━━━ Record excerpts ━━━
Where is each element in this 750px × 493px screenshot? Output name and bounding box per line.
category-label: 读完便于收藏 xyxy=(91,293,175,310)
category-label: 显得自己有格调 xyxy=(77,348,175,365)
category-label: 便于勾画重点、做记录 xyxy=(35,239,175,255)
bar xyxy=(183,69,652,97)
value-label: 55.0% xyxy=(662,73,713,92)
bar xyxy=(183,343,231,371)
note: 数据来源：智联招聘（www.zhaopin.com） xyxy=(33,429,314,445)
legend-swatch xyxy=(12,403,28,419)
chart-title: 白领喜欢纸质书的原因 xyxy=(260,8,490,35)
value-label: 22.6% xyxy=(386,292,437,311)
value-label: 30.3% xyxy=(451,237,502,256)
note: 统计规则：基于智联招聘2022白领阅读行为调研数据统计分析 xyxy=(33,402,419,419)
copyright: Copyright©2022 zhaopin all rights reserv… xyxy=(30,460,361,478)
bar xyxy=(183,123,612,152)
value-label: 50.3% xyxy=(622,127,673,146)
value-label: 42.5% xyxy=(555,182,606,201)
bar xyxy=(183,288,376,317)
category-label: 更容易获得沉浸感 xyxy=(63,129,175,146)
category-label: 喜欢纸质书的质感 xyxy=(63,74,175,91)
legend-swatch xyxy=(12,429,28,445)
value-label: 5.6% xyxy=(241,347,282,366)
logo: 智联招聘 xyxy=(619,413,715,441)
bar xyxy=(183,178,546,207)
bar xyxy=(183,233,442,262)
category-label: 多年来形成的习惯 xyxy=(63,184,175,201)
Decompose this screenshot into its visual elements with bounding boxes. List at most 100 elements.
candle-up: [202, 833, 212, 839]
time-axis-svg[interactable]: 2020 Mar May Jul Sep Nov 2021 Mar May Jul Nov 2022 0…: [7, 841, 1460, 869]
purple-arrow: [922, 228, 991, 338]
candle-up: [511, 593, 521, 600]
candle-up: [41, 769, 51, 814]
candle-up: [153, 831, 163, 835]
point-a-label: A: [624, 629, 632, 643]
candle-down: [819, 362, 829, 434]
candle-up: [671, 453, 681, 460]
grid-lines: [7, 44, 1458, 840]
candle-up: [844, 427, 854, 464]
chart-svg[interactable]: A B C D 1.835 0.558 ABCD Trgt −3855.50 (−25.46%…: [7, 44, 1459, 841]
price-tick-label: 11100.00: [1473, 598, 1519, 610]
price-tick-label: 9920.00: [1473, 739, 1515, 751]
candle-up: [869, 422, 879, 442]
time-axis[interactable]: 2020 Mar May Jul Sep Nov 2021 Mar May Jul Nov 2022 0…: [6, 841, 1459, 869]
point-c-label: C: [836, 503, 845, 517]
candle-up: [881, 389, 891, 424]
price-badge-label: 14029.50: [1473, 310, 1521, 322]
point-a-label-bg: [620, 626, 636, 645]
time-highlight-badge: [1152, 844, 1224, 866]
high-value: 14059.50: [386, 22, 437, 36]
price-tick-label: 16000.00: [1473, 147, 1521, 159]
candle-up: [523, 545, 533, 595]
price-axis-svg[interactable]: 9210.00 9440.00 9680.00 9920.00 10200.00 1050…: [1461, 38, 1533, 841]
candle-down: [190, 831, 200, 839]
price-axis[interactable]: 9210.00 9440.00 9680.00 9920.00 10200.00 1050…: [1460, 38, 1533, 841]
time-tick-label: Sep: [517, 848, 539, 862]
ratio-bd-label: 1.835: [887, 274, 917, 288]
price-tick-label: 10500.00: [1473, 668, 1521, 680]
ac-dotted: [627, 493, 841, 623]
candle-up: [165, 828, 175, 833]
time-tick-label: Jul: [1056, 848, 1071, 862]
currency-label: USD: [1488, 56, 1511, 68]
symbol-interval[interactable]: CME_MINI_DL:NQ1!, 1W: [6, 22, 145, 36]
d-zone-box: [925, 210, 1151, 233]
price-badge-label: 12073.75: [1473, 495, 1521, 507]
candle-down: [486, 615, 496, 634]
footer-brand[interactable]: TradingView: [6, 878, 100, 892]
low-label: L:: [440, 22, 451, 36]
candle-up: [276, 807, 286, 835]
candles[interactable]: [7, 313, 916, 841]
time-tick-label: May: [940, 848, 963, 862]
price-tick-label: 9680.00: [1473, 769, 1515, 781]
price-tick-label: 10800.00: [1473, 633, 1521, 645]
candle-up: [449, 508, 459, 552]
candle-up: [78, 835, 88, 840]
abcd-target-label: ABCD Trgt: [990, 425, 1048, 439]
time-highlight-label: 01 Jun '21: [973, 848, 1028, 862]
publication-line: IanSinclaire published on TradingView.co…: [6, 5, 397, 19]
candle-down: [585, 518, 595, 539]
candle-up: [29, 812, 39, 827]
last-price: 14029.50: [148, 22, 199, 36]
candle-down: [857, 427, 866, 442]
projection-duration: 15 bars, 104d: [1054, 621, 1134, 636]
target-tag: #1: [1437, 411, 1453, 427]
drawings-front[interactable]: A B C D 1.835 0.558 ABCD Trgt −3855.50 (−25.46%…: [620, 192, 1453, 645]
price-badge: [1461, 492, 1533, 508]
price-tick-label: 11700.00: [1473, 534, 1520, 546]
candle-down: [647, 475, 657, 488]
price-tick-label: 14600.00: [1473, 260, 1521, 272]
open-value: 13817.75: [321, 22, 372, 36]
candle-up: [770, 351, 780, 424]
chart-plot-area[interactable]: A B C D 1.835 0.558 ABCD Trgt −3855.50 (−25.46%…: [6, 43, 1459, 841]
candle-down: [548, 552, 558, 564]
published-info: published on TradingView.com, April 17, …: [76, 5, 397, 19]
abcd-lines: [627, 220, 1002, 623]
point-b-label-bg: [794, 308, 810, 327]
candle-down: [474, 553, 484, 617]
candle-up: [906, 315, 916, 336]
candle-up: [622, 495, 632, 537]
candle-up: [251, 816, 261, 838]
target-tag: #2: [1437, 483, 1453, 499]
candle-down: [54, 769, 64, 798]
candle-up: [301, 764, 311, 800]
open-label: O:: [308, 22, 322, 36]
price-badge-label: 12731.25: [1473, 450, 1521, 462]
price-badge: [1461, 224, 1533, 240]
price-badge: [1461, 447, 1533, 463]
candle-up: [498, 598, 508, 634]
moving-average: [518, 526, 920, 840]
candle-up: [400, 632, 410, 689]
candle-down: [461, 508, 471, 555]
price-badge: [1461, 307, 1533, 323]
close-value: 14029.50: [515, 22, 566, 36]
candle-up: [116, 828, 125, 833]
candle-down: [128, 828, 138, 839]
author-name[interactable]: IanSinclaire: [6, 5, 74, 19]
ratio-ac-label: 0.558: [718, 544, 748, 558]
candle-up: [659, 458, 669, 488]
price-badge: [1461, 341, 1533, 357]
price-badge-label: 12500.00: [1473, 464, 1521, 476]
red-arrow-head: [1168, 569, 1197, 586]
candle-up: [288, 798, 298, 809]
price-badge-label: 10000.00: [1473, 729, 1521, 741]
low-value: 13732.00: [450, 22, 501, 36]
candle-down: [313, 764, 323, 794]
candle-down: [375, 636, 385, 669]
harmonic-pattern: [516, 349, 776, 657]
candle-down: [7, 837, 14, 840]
━━━
* **Directive**
Give every line of the rows above as a JSON list of strings, one string per line, leaving out any blank lines.

* **Written response**
[
  "Where is each element in this 750px × 493px screenshot? Output name and bounding box per line.",
  "category-label: 读完便于收藏 xyxy=(91,293,175,310)",
  "category-label: 显得自己有格调 xyxy=(77,348,175,365)",
  "category-label: 便于勾画重点、做记录 xyxy=(35,239,175,255)",
  "bar xyxy=(183,69,652,97)",
  "value-label: 55.0% xyxy=(662,73,713,92)",
  "bar xyxy=(183,343,231,371)",
  "note: 数据来源：智联招聘（www.zhaopin.com） xyxy=(33,429,314,445)",
  "legend-swatch xyxy=(12,403,28,419)",
  "chart-title: 白领喜欢纸质书的原因 xyxy=(260,8,490,35)",
  "value-label: 22.6% xyxy=(386,292,437,311)",
  "value-label: 30.3% xyxy=(451,237,502,256)",
  "note: 统计规则：基于智联招聘2022白领阅读行为调研数据统计分析 xyxy=(33,402,419,419)",
  "copyright: Copyright©2022 zhaopin all rights reserv… xyxy=(30,460,361,478)",
  "bar xyxy=(183,123,612,152)",
  "value-label: 50.3% xyxy=(622,127,673,146)",
  "value-label: 42.5% xyxy=(555,182,606,201)",
  "bar xyxy=(183,288,376,317)",
  "category-label: 更容易获得沉浸感 xyxy=(63,129,175,146)",
  "category-label: 喜欢纸质书的质感 xyxy=(63,74,175,91)",
  "legend-swatch xyxy=(12,429,28,445)",
  "value-label: 5.6% xyxy=(241,347,282,366)",
  "logo: 智联招聘 xyxy=(619,413,715,441)",
  "bar xyxy=(183,178,546,207)",
  "bar xyxy=(183,233,442,262)",
  "category-label: 多年来形成的习惯 xyxy=(63,184,175,201)",
  "Decompose this screenshot into its visual elements with bounding boxes. List at most 100 elements.",
  "candle-up: [202, 833, 212, 839]",
  "time-axis-svg[interactable]: 2020 Mar May Jul Sep Nov 2021 Mar May Jul Nov 2022 0…: [7, 841, 1460, 869]",
  "purple-arrow: [922, 228, 991, 338]",
  "candle-up: [511, 593, 521, 600]",
  "candle-up: [41, 769, 51, 814]",
  "candle-up: [153, 831, 163, 835]",
  "point-a-label: A: [624, 629, 632, 643]",
  "candle-down: [819, 362, 829, 434]",
  "candle-up: [671, 453, 681, 460]",
  "grid-lines: [7, 44, 1458, 840]",
  "candle-up: [844, 427, 854, 464]",
  "chart-svg[interactable]: A B C D 1.835 0.558 ABCD Trgt −3855.50 (−25.46%…: [7, 44, 1459, 841]",
  "price-tick-label: 11100.00: [1473, 598, 1519, 610]",
  "price-tick-label: 9920.00: [1473, 739, 1515, 751]",
  "candle-up: [869, 422, 879, 442]",
  "time-axis[interactable]: 2020 Mar May Jul Sep Nov 2021 Mar May Jul Nov 2022 0…: [6, 841, 1459, 869]",
  "point-c-label: C: [836, 503, 845, 517]",
  "candle-up: [881, 389, 891, 424]",
  "price-badge-label: 14029.50: [1473, 310, 1521, 322]",
  "point-a-label-bg: [620, 626, 636, 645]",
  "time-highlight-badge: [1152, 844, 1224, 866]",
  "high-value: 14059.50: [386, 22, 437, 36]",
  "price-tick-label: 16000.00: [1473, 147, 1521, 159]",
  "candle-up: [523, 545, 533, 595]",
  "price-axis-svg[interactable]: 9210.00 9440.00 9680.00 9920.00 10200.00 1050…: [1461, 38, 1533, 841]",
  "candle-down: [190, 831, 200, 839]",
  "price-axis[interactable]: 9210.00 9440.00 9680.00 9920.00 10200.00 1050…: [1460, 38, 1533, 841]",
  "time-tick-label: Sep: [517, 848, 539, 862]",
  "ratio-bd-label: 1.835: [887, 274, 917, 288]",
  "price-tick-label: 10500.00: [1473, 668, 1521, 680]",
  "ac-dotted: [627, 493, 841, 623]",
  "candle-up: [165, 828, 175, 833]",
  "time-tick-label: Jul: [1056, 848, 1071, 862]",
  "currency-label: USD: [1488, 56, 1511, 68]",
  "symbol-interval[interactable]: CME_MINI_DL:NQ1!, 1W: [6, 22, 145, 36]",
  "d-zone-box: [925, 210, 1151, 233]",
  "price-badge-label: 12073.75: [1473, 495, 1521, 507]",
  "candle-down: [486, 615, 496, 634]",
  "footer-brand[interactable]: TradingView: [6, 878, 100, 892]",
  "low-label: L:: [440, 22, 451, 36]",
  "candle-up: [276, 807, 286, 835]",
  "candles[interactable]: [7, 313, 916, 841]",
  "time-tick-label: May: [940, 848, 963, 862]",
  "price-tick-label: 9680.00: [1473, 769, 1515, 781]",
  "price-tick-label: 10800.00: [1473, 633, 1521, 645]",
  "candle-up: [449, 508, 459, 552]",
  "candle-up: [78, 835, 88, 840]",
  "abcd-target-label: ABCD Trgt: [990, 425, 1048, 439]",
  "time-highlight-label: 01 Jun '21: [973, 848, 1028, 862]",
  "publication-line: IanSinclaire published on TradingView.co…: [6, 5, 397, 19]",
  "candle-down: [585, 518, 595, 539]",
  "candle-up: [29, 812, 39, 827]",
  "last-price: 14029.50: [148, 22, 199, 36]",
  "candle-down: [857, 427, 866, 442]",
  "projection-duration: 15 bars, 104d: [1054, 621, 1134, 636]",
  "target-tag: #1: [1437, 411, 1453, 427]",
  "drawings-front[interactable]: A B C D 1.835 0.558 ABCD Trgt −3855.50 (−25.46%…: [620, 192, 1453, 645]",
  "price-badge: [1461, 492, 1533, 508]",
  "price-tick-label: 11700.00: [1473, 534, 1520, 546]",
  "candle-down: [647, 475, 657, 488]",
  "price-tick-label: 14600.00: [1473, 260, 1521, 272]",
  "open-value: 13817.75: [321, 22, 372, 36]",
  "candle-up: [770, 351, 780, 424]",
  "chart-plot-area[interactable]: A B C D 1.835 0.558 ABCD Trgt −3855.50 (−25.46%…: [6, 43, 1459, 841]",
  "candle-down: [548, 552, 558, 564]",
  "published-info: published on TradingView.com, April 17, …: [76, 5, 397, 19]",
  "abcd-lines: [627, 220, 1002, 623]",
  "point-b-label-bg: [794, 308, 810, 327]",
  "candle-down: [474, 553, 484, 617]",
  "candle-up: [906, 315, 916, 336]",
  "candle-up: [622, 495, 632, 537]",
  "candle-up: [251, 816, 261, 838]",
  "target-tag: #2: [1437, 483, 1453, 499]",
  "candle-down: [54, 769, 64, 798]",
  "candle-up: [301, 764, 311, 800]",
  "open-label: O:: [308, 22, 322, 36]",
  "price-badge-label: 12731.25: [1473, 450, 1521, 462]",
  "price-badge: [1461, 224, 1533, 240]",
  "price-badge: [1461, 447, 1533, 463]",
  "candle-up: [498, 598, 508, 634]",
  "moving-average: [518, 526, 920, 840]",
  "candle-up: [400, 632, 410, 689]",
  "candle-down: [461, 508, 471, 555]",
  "price-badge: [1461, 307, 1533, 323]",
  "close-value: 14029.50: [515, 22, 566, 36]",
  "candle-up: [116, 828, 125, 833]",
  "candle-down: [128, 828, 138, 839]",
  "author-name[interactable]: IanSinclaire: [6, 5, 74, 19]",
  "ratio-ac-label: 0.558: [718, 544, 748, 558]",
  "candle-up: [659, 458, 669, 488]",
  "price-badge: [1461, 341, 1533, 357]",
  "price-badge-label: 12500.00: [1473, 464, 1521, 476]",
  "red-arrow-head: [1168, 569, 1197, 586]",
  "candle-up: [288, 798, 298, 809]",
  "price-badge-label: 10000.00: [1473, 729, 1521, 741]",
  "low-value: 13732.00: [450, 22, 501, 36]",
  "candle-down: [313, 764, 323, 794]",
  "candle-down: [375, 636, 385, 669]",
  "harmonic-pattern: [516, 349, 776, 657]",
  "candle-down: [7, 837, 14, 840]"
]